Copy out the listing that follows, exact in every word, and skip the images.

>> BEGIN Task inputs

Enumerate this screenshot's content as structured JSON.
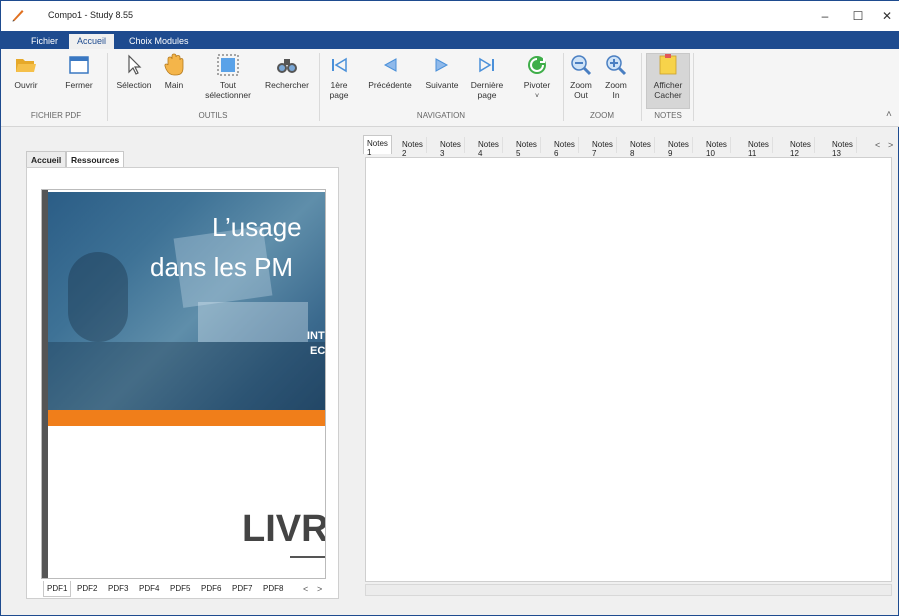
{
  "window": {
    "title": "Compo1 - Study 8.55",
    "controls": {
      "minimize": "–",
      "maximize": "☐",
      "close": "✕"
    }
  },
  "menu": {
    "tabs": [
      "Fichier",
      "Accueil",
      "Choix Modules"
    ],
    "active": "Accueil"
  },
  "ribbon": {
    "buttons": {
      "open": "Ouvrir",
      "close": "Fermer",
      "selection": "Sélection",
      "hand": "Main",
      "select_all_1": "Tout",
      "select_all_2": "sélectionner",
      "search": "Rechercher",
      "first_1": "1ère",
      "first_2": "page",
      "previous": "Précédente",
      "next": "Suivante",
      "last_1": "Dernière",
      "last_2": "page",
      "rotate": "Pivoter",
      "rotate_arrow": "˅",
      "zoom_out_1": "Zoom",
      "zoom_out_2": "Out",
      "zoom_in_1": "Zoom",
      "zoom_in_2": "In",
      "notes_1": "Afficher",
      "notes_2": "Cacher"
    },
    "groups": {
      "file": "FICHIER PDF",
      "tools": "OUTILS",
      "navigation": "NAVIGATION",
      "zoom": "ZOOM",
      "notes": "NOTES"
    },
    "collapse": "˄"
  },
  "left": {
    "tabs": [
      "Accueil",
      "Ressources PDF"
    ],
    "active": "Ressources PDF",
    "pdf_tabs": [
      "PDF1",
      "PDF2",
      "PDF3",
      "PDF4",
      "PDF5",
      "PDF6",
      "PDF7",
      "PDF8"
    ],
    "pdf_arrows": {
      "left": "<",
      "right": ">"
    },
    "document": {
      "heading_line1": "L’usage",
      "heading_line2": "dans les PM",
      "sub_line1": "INT",
      "sub_line2": "EC",
      "big_word": "LIVRI"
    }
  },
  "notes": {
    "tabs": [
      "Notes 1",
      "Notes 2",
      "Notes 3",
      "Notes 4",
      "Notes 5",
      "Notes 6",
      "Notes 7",
      "Notes 8",
      "Notes 9",
      "Notes 10",
      "Notes 11",
      "Notes 12",
      "Notes 13"
    ],
    "arrows": {
      "left": "<",
      "right": ">"
    }
  },
  "colors": {
    "titlebar_blue": "#1e4b8f",
    "accent_orange": "#f07e1a"
  }
}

>> END Task inputs

*Solution below*:
Enumerate this screenshot's content as structured JSON.
{
  "window": {
    "title": "Compo1 - Study 8.55",
    "controls": {
      "minimize": "–",
      "maximize": "☐",
      "close": "✕"
    }
  },
  "menu": {
    "tabs": [
      "Fichier",
      "Accueil",
      "Choix Modules"
    ],
    "active": "Accueil"
  },
  "ribbon": {
    "buttons": {
      "open": "Ouvrir",
      "close": "Fermer",
      "selection": "Sélection",
      "hand": "Main",
      "select_all_1": "Tout",
      "select_all_2": "sélectionner",
      "search": "Rechercher",
      "first_1": "1ère",
      "first_2": "page",
      "previous": "Précédente",
      "next": "Suivante",
      "last_1": "Dernière",
      "last_2": "page",
      "rotate": "Pivoter",
      "rotate_arrow": "˅",
      "zoom_out_1": "Zoom",
      "zoom_out_2": "Out",
      "zoom_in_1": "Zoom",
      "zoom_in_2": "In",
      "notes_1": "Afficher",
      "notes_2": "Cacher"
    },
    "groups": {
      "file": "FICHIER PDF",
      "tools": "OUTILS",
      "navigation": "NAVIGATION",
      "zoom": "ZOOM",
      "notes": "NOTES"
    },
    "collapse": "˄"
  },
  "left": {
    "tabs": [
      "Accueil",
      "Ressources PDF"
    ],
    "active": "Ressources PDF",
    "pdf_tabs": [
      "PDF1",
      "PDF2",
      "PDF3",
      "PDF4",
      "PDF5",
      "PDF6",
      "PDF7",
      "PDF8"
    ],
    "pdf_arrows": {
      "left": "<",
      "right": ">"
    },
    "document": {
      "heading_line1": "L’usage",
      "heading_line2": "dans les PM",
      "sub_line1": "INT",
      "sub_line2": "EC",
      "big_word": "LIVRI"
    }
  },
  "notes": {
    "tabs": [
      "Notes 1",
      "Notes 2",
      "Notes 3",
      "Notes 4",
      "Notes 5",
      "Notes 6",
      "Notes 7",
      "Notes 8",
      "Notes 9",
      "Notes 10",
      "Notes 11",
      "Notes 12",
      "Notes 13"
    ],
    "arrows": {
      "left": "<",
      "right": ">"
    }
  },
  "colors": {
    "titlebar_blue": "#1e4b8f",
    "accent_orange": "#f07e1a"
  }
}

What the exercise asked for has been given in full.